■ WORK REQUIRED: Print each of the entries exactly, leaving nothing out.

■ DATA SECTION:
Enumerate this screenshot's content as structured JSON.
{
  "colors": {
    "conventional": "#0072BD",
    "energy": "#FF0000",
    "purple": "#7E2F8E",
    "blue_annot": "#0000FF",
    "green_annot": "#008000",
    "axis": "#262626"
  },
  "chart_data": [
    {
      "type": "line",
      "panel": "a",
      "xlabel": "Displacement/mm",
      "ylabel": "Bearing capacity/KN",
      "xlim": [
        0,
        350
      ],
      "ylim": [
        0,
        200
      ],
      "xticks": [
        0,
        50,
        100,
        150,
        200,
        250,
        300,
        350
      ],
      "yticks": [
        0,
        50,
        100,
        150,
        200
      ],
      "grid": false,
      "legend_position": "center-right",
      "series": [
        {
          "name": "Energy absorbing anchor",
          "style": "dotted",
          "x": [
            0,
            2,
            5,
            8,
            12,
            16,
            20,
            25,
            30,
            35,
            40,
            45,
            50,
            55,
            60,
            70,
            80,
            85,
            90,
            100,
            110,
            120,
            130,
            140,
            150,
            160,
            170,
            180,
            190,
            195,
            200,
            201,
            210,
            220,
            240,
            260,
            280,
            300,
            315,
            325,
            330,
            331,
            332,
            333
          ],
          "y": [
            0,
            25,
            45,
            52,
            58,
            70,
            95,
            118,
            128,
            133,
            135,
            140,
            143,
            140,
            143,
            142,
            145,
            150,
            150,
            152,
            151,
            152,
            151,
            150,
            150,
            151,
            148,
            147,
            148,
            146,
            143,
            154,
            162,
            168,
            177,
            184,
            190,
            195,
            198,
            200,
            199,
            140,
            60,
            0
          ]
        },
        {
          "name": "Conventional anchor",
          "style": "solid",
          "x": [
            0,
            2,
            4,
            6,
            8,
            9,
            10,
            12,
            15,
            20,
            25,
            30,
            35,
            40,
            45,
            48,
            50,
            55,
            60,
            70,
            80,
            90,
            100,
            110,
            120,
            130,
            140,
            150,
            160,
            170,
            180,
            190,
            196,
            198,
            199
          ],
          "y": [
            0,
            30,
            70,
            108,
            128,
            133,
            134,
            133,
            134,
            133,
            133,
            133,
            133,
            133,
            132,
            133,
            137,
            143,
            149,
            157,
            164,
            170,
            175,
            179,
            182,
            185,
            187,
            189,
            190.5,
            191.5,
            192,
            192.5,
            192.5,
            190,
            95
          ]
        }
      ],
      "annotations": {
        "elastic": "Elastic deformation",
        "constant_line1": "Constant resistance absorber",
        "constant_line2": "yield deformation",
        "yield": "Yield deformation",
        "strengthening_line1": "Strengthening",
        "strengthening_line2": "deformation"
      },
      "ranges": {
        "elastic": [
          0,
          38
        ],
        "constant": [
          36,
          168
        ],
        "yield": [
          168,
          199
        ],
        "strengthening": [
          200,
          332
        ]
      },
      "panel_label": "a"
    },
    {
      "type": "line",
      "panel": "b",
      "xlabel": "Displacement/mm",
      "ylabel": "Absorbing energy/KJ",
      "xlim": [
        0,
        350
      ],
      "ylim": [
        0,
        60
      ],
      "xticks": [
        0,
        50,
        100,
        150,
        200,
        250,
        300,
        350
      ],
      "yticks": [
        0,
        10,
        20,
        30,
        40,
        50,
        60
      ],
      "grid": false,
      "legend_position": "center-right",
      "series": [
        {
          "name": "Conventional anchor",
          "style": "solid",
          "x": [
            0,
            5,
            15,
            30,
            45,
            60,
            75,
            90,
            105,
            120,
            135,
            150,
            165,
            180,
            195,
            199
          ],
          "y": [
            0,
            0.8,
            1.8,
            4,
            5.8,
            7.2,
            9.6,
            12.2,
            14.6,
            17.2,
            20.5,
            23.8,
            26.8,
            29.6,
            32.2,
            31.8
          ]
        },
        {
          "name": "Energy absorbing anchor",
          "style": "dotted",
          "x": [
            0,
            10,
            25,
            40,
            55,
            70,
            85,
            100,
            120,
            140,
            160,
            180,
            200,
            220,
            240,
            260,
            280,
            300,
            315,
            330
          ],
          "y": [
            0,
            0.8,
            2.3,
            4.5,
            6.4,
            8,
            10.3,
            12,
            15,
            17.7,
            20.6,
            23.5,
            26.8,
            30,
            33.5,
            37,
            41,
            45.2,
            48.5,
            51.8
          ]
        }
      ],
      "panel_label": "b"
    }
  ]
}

■ RESPONSE BELOW:
Enumerate this screenshot's content as structured JSON.
{
  "colors": {
    "conventional": "#0072BD",
    "energy": "#FF0000",
    "purple": "#7E2F8E",
    "blue_annot": "#0000FF",
    "green_annot": "#008000",
    "axis": "#262626"
  },
  "chart_data": [
    {
      "type": "line",
      "panel": "a",
      "xlabel": "Displacement/mm",
      "ylabel": "Bearing capacity/KN",
      "xlim": [
        0,
        350
      ],
      "ylim": [
        0,
        200
      ],
      "xticks": [
        0,
        50,
        100,
        150,
        200,
        250,
        300,
        350
      ],
      "yticks": [
        0,
        50,
        100,
        150,
        200
      ],
      "grid": false,
      "legend_position": "center-right",
      "series": [
        {
          "name": "Energy absorbing anchor",
          "style": "dotted",
          "x": [
            0,
            2,
            5,
            8,
            12,
            16,
            20,
            25,
            30,
            35,
            40,
            45,
            50,
            55,
            60,
            70,
            80,
            85,
            90,
            100,
            110,
            120,
            130,
            140,
            150,
            160,
            170,
            180,
            190,
            195,
            200,
            201,
            210,
            220,
            240,
            260,
            280,
            300,
            315,
            325,
            330,
            331,
            332,
            333
          ],
          "y": [
            0,
            25,
            45,
            52,
            58,
            70,
            95,
            118,
            128,
            133,
            135,
            140,
            143,
            140,
            143,
            142,
            145,
            150,
            150,
            152,
            151,
            152,
            151,
            150,
            150,
            151,
            148,
            147,
            148,
            146,
            143,
            154,
            162,
            168,
            177,
            184,
            190,
            195,
            198,
            200,
            199,
            140,
            60,
            0
          ]
        },
        {
          "name": "Conventional anchor",
          "style": "solid",
          "x": [
            0,
            2,
            4,
            6,
            8,
            9,
            10,
            12,
            15,
            20,
            25,
            30,
            35,
            40,
            45,
            48,
            50,
            55,
            60,
            70,
            80,
            90,
            100,
            110,
            120,
            130,
            140,
            150,
            160,
            170,
            180,
            190,
            196,
            198,
            199
          ],
          "y": [
            0,
            30,
            70,
            108,
            128,
            133,
            134,
            133,
            134,
            133,
            133,
            133,
            133,
            133,
            132,
            133,
            137,
            143,
            149,
            157,
            164,
            170,
            175,
            179,
            182,
            185,
            187,
            189,
            190.5,
            191.5,
            192,
            192.5,
            192.5,
            190,
            95
          ]
        }
      ],
      "annotations": {
        "elastic": "Elastic deformation",
        "constant_line1": "Constant resistance absorber",
        "constant_line2": "yield deformation",
        "yield": "Yield deformation",
        "strengthening_line1": "Strengthening",
        "strengthening_line2": "deformation"
      },
      "ranges": {
        "elastic": [
          0,
          38
        ],
        "constant": [
          36,
          168
        ],
        "yield": [
          168,
          199
        ],
        "strengthening": [
          200,
          332
        ]
      },
      "panel_label": "a"
    },
    {
      "type": "line",
      "panel": "b",
      "xlabel": "Displacement/mm",
      "ylabel": "Absorbing energy/KJ",
      "xlim": [
        0,
        350
      ],
      "ylim": [
        0,
        60
      ],
      "xticks": [
        0,
        50,
        100,
        150,
        200,
        250,
        300,
        350
      ],
      "yticks": [
        0,
        10,
        20,
        30,
        40,
        50,
        60
      ],
      "grid": false,
      "legend_position": "center-right",
      "series": [
        {
          "name": "Conventional anchor",
          "style": "solid",
          "x": [
            0,
            5,
            15,
            30,
            45,
            60,
            75,
            90,
            105,
            120,
            135,
            150,
            165,
            180,
            195,
            199
          ],
          "y": [
            0,
            0.8,
            1.8,
            4,
            5.8,
            7.2,
            9.6,
            12.2,
            14.6,
            17.2,
            20.5,
            23.8,
            26.8,
            29.6,
            32.2,
            31.8
          ]
        },
        {
          "name": "Energy absorbing anchor",
          "style": "dotted",
          "x": [
            0,
            10,
            25,
            40,
            55,
            70,
            85,
            100,
            120,
            140,
            160,
            180,
            200,
            220,
            240,
            260,
            280,
            300,
            315,
            330
          ],
          "y": [
            0,
            0.8,
            2.3,
            4.5,
            6.4,
            8,
            10.3,
            12,
            15,
            17.7,
            20.6,
            23.5,
            26.8,
            30,
            33.5,
            37,
            41,
            45.2,
            48.5,
            51.8
          ]
        }
      ],
      "panel_label": "b"
    }
  ]
}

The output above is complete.